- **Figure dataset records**
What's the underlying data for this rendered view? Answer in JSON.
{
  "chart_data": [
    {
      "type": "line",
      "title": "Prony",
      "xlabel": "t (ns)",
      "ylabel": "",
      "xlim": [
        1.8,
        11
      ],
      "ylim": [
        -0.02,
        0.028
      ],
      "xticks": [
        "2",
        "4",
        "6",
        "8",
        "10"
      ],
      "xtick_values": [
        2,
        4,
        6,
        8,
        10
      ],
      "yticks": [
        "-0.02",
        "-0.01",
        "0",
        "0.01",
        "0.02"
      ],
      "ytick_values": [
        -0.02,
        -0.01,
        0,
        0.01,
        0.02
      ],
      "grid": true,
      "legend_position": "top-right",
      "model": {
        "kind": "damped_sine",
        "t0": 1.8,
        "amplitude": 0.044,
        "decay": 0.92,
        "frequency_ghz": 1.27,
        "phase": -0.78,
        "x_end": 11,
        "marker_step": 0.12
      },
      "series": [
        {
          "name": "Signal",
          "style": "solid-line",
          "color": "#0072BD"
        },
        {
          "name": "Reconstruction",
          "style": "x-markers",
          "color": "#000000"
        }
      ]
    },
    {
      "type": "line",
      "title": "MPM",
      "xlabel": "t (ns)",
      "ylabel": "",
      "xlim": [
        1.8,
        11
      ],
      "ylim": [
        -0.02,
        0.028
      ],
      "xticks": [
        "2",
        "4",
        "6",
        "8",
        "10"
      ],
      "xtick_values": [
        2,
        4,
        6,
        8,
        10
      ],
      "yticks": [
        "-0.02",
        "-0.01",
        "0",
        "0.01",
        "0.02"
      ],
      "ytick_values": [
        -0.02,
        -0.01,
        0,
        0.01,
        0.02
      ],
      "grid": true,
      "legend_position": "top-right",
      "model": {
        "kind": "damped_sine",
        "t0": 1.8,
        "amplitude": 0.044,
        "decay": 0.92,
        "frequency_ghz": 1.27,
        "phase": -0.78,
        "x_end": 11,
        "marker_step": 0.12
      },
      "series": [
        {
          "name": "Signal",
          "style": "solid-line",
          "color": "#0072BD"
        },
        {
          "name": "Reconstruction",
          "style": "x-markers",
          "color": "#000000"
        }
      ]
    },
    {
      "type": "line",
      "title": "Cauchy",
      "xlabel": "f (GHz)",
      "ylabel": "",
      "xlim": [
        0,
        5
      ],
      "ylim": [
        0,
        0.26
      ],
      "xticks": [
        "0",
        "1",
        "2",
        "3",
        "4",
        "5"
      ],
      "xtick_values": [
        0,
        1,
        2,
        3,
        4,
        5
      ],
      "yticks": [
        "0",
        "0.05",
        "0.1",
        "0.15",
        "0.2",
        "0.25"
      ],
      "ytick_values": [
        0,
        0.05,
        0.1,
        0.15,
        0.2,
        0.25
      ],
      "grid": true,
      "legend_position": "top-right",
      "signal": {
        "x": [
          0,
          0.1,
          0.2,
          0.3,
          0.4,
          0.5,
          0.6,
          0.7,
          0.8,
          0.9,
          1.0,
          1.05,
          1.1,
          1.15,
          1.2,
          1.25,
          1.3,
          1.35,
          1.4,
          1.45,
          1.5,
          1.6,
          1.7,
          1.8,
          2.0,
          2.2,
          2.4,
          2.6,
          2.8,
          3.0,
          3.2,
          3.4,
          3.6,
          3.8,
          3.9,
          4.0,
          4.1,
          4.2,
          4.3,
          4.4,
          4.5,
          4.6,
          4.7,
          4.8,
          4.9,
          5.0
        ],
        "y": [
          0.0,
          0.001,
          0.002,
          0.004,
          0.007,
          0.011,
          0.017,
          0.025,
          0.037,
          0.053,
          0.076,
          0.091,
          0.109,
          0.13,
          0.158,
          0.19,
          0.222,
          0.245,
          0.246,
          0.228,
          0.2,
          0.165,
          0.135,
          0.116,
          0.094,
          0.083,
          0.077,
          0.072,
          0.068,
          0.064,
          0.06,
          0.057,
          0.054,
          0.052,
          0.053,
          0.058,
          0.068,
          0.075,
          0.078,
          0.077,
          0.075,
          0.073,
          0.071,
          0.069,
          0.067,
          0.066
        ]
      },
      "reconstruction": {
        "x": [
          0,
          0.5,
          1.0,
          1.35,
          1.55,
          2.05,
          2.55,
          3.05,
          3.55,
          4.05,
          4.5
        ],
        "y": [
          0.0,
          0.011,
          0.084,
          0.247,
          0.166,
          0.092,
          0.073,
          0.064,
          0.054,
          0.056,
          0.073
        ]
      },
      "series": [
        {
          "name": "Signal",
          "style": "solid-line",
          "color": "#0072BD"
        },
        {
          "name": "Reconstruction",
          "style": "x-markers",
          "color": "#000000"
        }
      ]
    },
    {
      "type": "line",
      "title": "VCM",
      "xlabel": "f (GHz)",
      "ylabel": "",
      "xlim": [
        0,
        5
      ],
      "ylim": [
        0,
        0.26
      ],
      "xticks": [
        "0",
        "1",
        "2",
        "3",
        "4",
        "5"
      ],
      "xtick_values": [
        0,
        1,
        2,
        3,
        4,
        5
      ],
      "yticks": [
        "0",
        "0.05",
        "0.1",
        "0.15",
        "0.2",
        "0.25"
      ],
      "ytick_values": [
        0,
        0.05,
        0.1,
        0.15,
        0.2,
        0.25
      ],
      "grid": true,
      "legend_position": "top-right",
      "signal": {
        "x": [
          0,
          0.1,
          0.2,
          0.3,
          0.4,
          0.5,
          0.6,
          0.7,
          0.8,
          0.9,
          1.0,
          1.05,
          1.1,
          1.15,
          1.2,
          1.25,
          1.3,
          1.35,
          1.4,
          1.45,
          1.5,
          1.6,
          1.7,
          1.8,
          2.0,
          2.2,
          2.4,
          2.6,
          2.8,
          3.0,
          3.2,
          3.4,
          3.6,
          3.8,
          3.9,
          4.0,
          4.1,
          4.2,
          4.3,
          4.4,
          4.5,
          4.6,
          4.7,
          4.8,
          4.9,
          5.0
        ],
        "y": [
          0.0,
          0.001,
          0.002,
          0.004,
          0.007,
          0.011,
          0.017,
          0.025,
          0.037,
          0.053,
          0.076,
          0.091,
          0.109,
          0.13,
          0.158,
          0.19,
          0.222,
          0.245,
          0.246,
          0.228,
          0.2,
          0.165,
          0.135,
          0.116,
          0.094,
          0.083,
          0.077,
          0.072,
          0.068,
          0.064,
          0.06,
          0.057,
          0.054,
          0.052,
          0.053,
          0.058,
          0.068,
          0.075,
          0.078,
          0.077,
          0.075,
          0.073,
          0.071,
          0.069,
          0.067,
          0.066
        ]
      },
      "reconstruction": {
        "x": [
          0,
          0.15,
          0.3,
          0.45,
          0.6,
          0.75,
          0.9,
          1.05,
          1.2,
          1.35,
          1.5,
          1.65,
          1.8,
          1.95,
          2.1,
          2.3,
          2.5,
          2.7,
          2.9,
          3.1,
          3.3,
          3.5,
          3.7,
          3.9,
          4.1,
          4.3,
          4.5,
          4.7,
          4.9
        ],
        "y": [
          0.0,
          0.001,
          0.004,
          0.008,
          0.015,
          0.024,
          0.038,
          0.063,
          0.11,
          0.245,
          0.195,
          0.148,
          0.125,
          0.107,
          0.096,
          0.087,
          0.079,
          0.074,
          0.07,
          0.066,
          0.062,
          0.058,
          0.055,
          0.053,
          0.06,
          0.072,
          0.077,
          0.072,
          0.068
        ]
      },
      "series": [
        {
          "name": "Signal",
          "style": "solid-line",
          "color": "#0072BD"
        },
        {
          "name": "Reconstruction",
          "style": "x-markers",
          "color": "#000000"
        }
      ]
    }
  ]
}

- **TASK**
Reproduce every line of the data verbatim.

- **SOLUTION TO THE EXERCISE**
What's the underlying data for this rendered view? Answer in JSON.
{
  "chart_data": [
    {
      "type": "line",
      "title": "Prony",
      "xlabel": "t (ns)",
      "ylabel": "",
      "xlim": [
        1.8,
        11
      ],
      "ylim": [
        -0.02,
        0.028
      ],
      "xticks": [
        "2",
        "4",
        "6",
        "8",
        "10"
      ],
      "xtick_values": [
        2,
        4,
        6,
        8,
        10
      ],
      "yticks": [
        "-0.02",
        "-0.01",
        "0",
        "0.01",
        "0.02"
      ],
      "ytick_values": [
        -0.02,
        -0.01,
        0,
        0.01,
        0.02
      ],
      "grid": true,
      "legend_position": "top-right",
      "model": {
        "kind": "damped_sine",
        "t0": 1.8,
        "amplitude": 0.044,
        "decay": 0.92,
        "frequency_ghz": 1.27,
        "phase": -0.78,
        "x_end": 11,
        "marker_step": 0.12
      },
      "series": [
        {
          "name": "Signal",
          "style": "solid-line",
          "color": "#0072BD"
        },
        {
          "name": "Reconstruction",
          "style": "x-markers",
          "color": "#000000"
        }
      ]
    },
    {
      "type": "line",
      "title": "MPM",
      "xlabel": "t (ns)",
      "ylabel": "",
      "xlim": [
        1.8,
        11
      ],
      "ylim": [
        -0.02,
        0.028
      ],
      "xticks": [
        "2",
        "4",
        "6",
        "8",
        "10"
      ],
      "xtick_values": [
        2,
        4,
        6,
        8,
        10
      ],
      "yticks": [
        "-0.02",
        "-0.01",
        "0",
        "0.01",
        "0.02"
      ],
      "ytick_values": [
        -0.02,
        -0.01,
        0,
        0.01,
        0.02
      ],
      "grid": true,
      "legend_position": "top-right",
      "model": {
        "kind": "damped_sine",
        "t0": 1.8,
        "amplitude": 0.044,
        "decay": 0.92,
        "frequency_ghz": 1.27,
        "phase": -0.78,
        "x_end": 11,
        "marker_step": 0.12
      },
      "series": [
        {
          "name": "Signal",
          "style": "solid-line",
          "color": "#0072BD"
        },
        {
          "name": "Reconstruction",
          "style": "x-markers",
          "color": "#000000"
        }
      ]
    },
    {
      "type": "line",
      "title": "Cauchy",
      "xlabel": "f (GHz)",
      "ylabel": "",
      "xlim": [
        0,
        5
      ],
      "ylim": [
        0,
        0.26
      ],
      "xticks": [
        "0",
        "1",
        "2",
        "3",
        "4",
        "5"
      ],
      "xtick_values": [
        0,
        1,
        2,
        3,
        4,
        5
      ],
      "yticks": [
        "0",
        "0.05",
        "0.1",
        "0.15",
        "0.2",
        "0.25"
      ],
      "ytick_values": [
        0,
        0.05,
        0.1,
        0.15,
        0.2,
        0.25
      ],
      "grid": true,
      "legend_position": "top-right",
      "signal": {
        "x": [
          0,
          0.1,
          0.2,
          0.3,
          0.4,
          0.5,
          0.6,
          0.7,
          0.8,
          0.9,
          1.0,
          1.05,
          1.1,
          1.15,
          1.2,
          1.25,
          1.3,
          1.35,
          1.4,
          1.45,
          1.5,
          1.6,
          1.7,
          1.8,
          2.0,
          2.2,
          2.4,
          2.6,
          2.8,
          3.0,
          3.2,
          3.4,
          3.6,
          3.8,
          3.9,
          4.0,
          4.1,
          4.2,
          4.3,
          4.4,
          4.5,
          4.6,
          4.7,
          4.8,
          4.9,
          5.0
        ],
        "y": [
          0.0,
          0.001,
          0.002,
          0.004,
          0.007,
          0.011,
          0.017,
          0.025,
          0.037,
          0.053,
          0.076,
          0.091,
          0.109,
          0.13,
          0.158,
          0.19,
          0.222,
          0.245,
          0.246,
          0.228,
          0.2,
          0.165,
          0.135,
          0.116,
          0.094,
          0.083,
          0.077,
          0.072,
          0.068,
          0.064,
          0.06,
          0.057,
          0.054,
          0.052,
          0.053,
          0.058,
          0.068,
          0.075,
          0.078,
          0.077,
          0.075,
          0.073,
          0.071,
          0.069,
          0.067,
          0.066
        ]
      },
      "reconstruction": {
        "x": [
          0,
          0.5,
          1.0,
          1.35,
          1.55,
          2.05,
          2.55,
          3.05,
          3.55,
          4.05,
          4.5
        ],
        "y": [
          0.0,
          0.011,
          0.084,
          0.247,
          0.166,
          0.092,
          0.073,
          0.064,
          0.054,
          0.056,
          0.073
        ]
      },
      "series": [
        {
          "name": "Signal",
          "style": "solid-line",
          "color": "#0072BD"
        },
        {
          "name": "Reconstruction",
          "style": "x-markers",
          "color": "#000000"
        }
      ]
    },
    {
      "type": "line",
      "title": "VCM",
      "xlabel": "f (GHz)",
      "ylabel": "",
      "xlim": [
        0,
        5
      ],
      "ylim": [
        0,
        0.26
      ],
      "xticks": [
        "0",
        "1",
        "2",
        "3",
        "4",
        "5"
      ],
      "xtick_values": [
        0,
        1,
        2,
        3,
        4,
        5
      ],
      "yticks": [
        "0",
        "0.05",
        "0.1",
        "0.15",
        "0.2",
        "0.25"
      ],
      "ytick_values": [
        0,
        0.05,
        0.1,
        0.15,
        0.2,
        0.25
      ],
      "grid": true,
      "legend_position": "top-right",
      "signal": {
        "x": [
          0,
          0.1,
          0.2,
          0.3,
          0.4,
          0.5,
          0.6,
          0.7,
          0.8,
          0.9,
          1.0,
          1.05,
          1.1,
          1.15,
          1.2,
          1.25,
          1.3,
          1.35,
          1.4,
          1.45,
          1.5,
          1.6,
          1.7,
          1.8,
          2.0,
          2.2,
          2.4,
          2.6,
          2.8,
          3.0,
          3.2,
          3.4,
          3.6,
          3.8,
          3.9,
          4.0,
          4.1,
          4.2,
          4.3,
          4.4,
          4.5,
          4.6,
          4.7,
          4.8,
          4.9,
          5.0
        ],
        "y": [
          0.0,
          0.001,
          0.002,
          0.004,
          0.007,
          0.011,
          0.017,
          0.025,
          0.037,
          0.053,
          0.076,
          0.091,
          0.109,
          0.13,
          0.158,
          0.19,
          0.222,
          0.245,
          0.246,
          0.228,
          0.2,
          0.165,
          0.135,
          0.116,
          0.094,
          0.083,
          0.077,
          0.072,
          0.068,
          0.064,
          0.06,
          0.057,
          0.054,
          0.052,
          0.053,
          0.058,
          0.068,
          0.075,
          0.078,
          0.077,
          0.075,
          0.073,
          0.071,
          0.069,
          0.067,
          0.066
        ]
      },
      "reconstruction": {
        "x": [
          0,
          0.15,
          0.3,
          0.45,
          0.6,
          0.75,
          0.9,
          1.05,
          1.2,
          1.35,
          1.5,
          1.65,
          1.8,
          1.95,
          2.1,
          2.3,
          2.5,
          2.7,
          2.9,
          3.1,
          3.3,
          3.5,
          3.7,
          3.9,
          4.1,
          4.3,
          4.5,
          4.7,
          4.9
        ],
        "y": [
          0.0,
          0.001,
          0.004,
          0.008,
          0.015,
          0.024,
          0.038,
          0.063,
          0.11,
          0.245,
          0.195,
          0.148,
          0.125,
          0.107,
          0.096,
          0.087,
          0.079,
          0.074,
          0.07,
          0.066,
          0.062,
          0.058,
          0.055,
          0.053,
          0.06,
          0.072,
          0.077,
          0.072,
          0.068
        ]
      },
      "series": [
        {
          "name": "Signal",
          "style": "solid-line",
          "color": "#0072BD"
        },
        {
          "name": "Reconstruction",
          "style": "x-markers",
          "color": "#000000"
        }
      ]
    }
  ]
}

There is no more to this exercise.